- _Written request_: Your task is to extract every entry that follows word for word while excluding the pictures.

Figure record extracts
'''

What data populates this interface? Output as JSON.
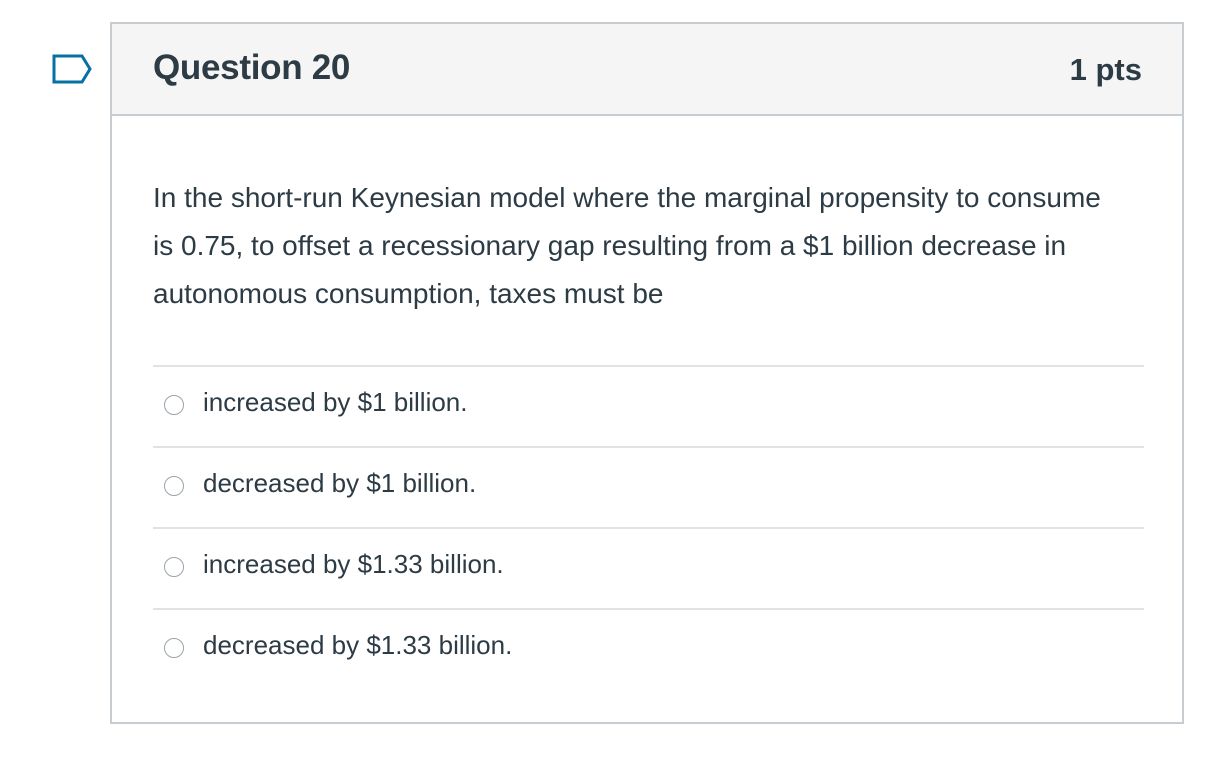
{
  "question": {
    "title": "Question 20",
    "points": "1 pts",
    "text": "In the short-run Keynesian model where the marginal propensity to consume is 0.75, to offset a recessionary gap resulting from a $1 billion decrease in autonomous consumption, taxes must be",
    "flag_icon": "flag-icon",
    "answers": [
      {
        "label": "increased by $1 billion.",
        "selected": false
      },
      {
        "label": "decreased by $1 billion.",
        "selected": false
      },
      {
        "label": "increased by $1.33 billion.",
        "selected": false
      },
      {
        "label": "decreased by $1.33 billion.",
        "selected": false
      }
    ]
  }
}
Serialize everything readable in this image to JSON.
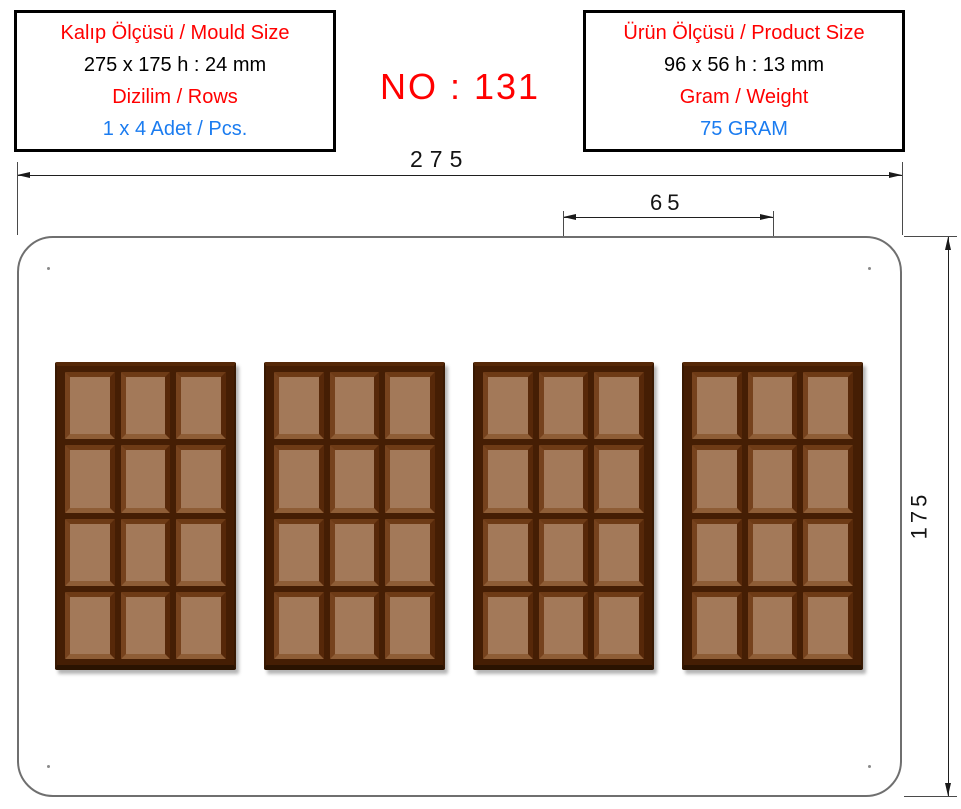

'''

- _Final result_:
What data populates this interface? Output as JSON.
{
  "question": {
    "title": "Question 20",
    "points": "1 pts",
    "text": "In the short-run Keynesian model where the marginal propensity to consume is 0.75, to offset a recessionary gap resulting from a $1 billion decrease in autonomous consumption, taxes must be",
    "flag_icon": "flag-icon",
    "answers": [
      {
        "label": "increased by $1 billion.",
        "selected": false
      },
      {
        "label": "decreased by $1 billion.",
        "selected": false
      },
      {
        "label": "increased by $1.33 billion.",
        "selected": false
      },
      {
        "label": "decreased by $1.33 billion.",
        "selected": false
      }
    ]
  }
}
Serialize everything readable in this image to JSON.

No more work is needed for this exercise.